**Short problem**
For each line in the data below that holds "государственной", return a copy.

**The data**
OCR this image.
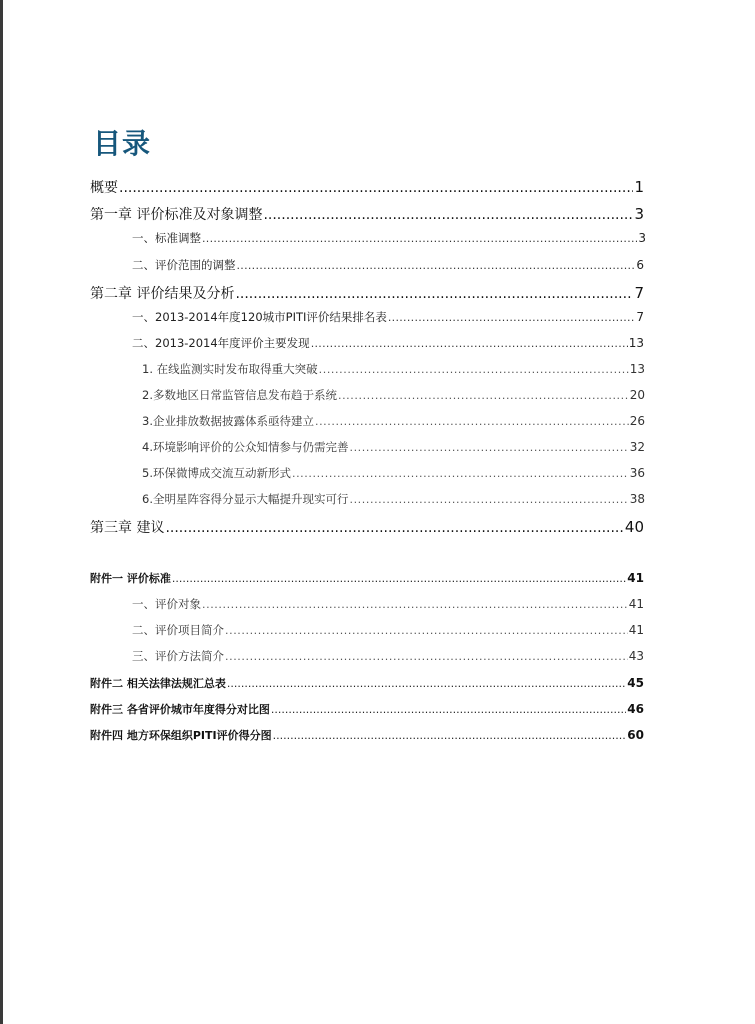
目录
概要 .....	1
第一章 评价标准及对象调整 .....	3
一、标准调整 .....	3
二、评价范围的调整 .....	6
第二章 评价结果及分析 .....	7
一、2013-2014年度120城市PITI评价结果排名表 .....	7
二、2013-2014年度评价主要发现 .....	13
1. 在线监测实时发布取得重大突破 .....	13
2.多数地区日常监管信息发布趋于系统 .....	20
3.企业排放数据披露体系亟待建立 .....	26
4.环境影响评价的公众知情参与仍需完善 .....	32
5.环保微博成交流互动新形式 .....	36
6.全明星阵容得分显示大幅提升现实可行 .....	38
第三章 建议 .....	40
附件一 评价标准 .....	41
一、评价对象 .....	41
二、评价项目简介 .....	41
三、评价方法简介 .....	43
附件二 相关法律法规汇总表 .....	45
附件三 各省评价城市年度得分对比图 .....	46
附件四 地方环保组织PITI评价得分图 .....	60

---

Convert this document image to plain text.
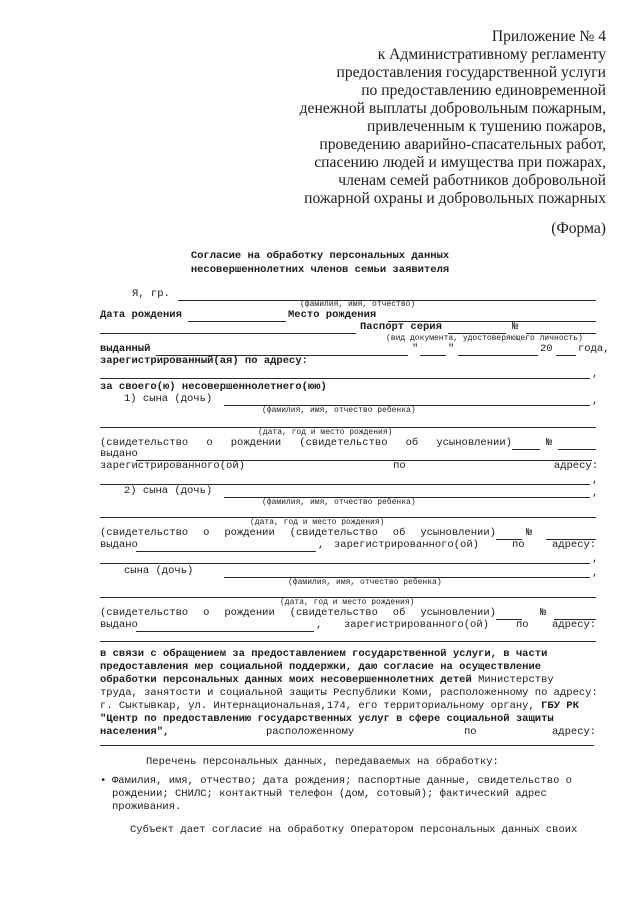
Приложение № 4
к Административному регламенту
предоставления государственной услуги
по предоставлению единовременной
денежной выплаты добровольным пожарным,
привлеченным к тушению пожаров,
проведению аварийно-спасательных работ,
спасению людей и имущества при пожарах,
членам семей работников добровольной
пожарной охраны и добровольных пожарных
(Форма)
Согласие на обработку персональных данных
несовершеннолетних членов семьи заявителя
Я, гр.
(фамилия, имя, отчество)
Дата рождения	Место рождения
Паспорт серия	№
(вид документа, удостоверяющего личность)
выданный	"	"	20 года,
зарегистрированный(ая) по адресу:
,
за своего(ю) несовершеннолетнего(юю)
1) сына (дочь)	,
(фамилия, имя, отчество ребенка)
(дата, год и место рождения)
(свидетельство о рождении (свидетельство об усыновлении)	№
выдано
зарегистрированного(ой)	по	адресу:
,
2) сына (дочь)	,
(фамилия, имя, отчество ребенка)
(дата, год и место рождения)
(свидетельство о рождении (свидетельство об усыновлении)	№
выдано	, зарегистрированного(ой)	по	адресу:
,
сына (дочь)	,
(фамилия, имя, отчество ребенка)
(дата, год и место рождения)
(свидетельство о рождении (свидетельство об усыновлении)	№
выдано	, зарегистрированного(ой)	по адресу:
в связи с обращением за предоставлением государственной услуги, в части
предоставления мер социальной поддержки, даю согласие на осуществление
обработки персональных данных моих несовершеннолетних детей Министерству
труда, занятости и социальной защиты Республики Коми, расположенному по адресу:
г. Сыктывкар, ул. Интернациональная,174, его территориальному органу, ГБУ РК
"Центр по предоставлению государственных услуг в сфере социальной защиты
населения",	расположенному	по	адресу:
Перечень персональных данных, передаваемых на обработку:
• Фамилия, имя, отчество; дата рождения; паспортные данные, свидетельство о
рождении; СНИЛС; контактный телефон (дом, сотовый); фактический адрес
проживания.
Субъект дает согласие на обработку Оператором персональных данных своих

**Response below**
предоставления государственной услуги
в связи с обращением за предоставлением государственной услуги, в части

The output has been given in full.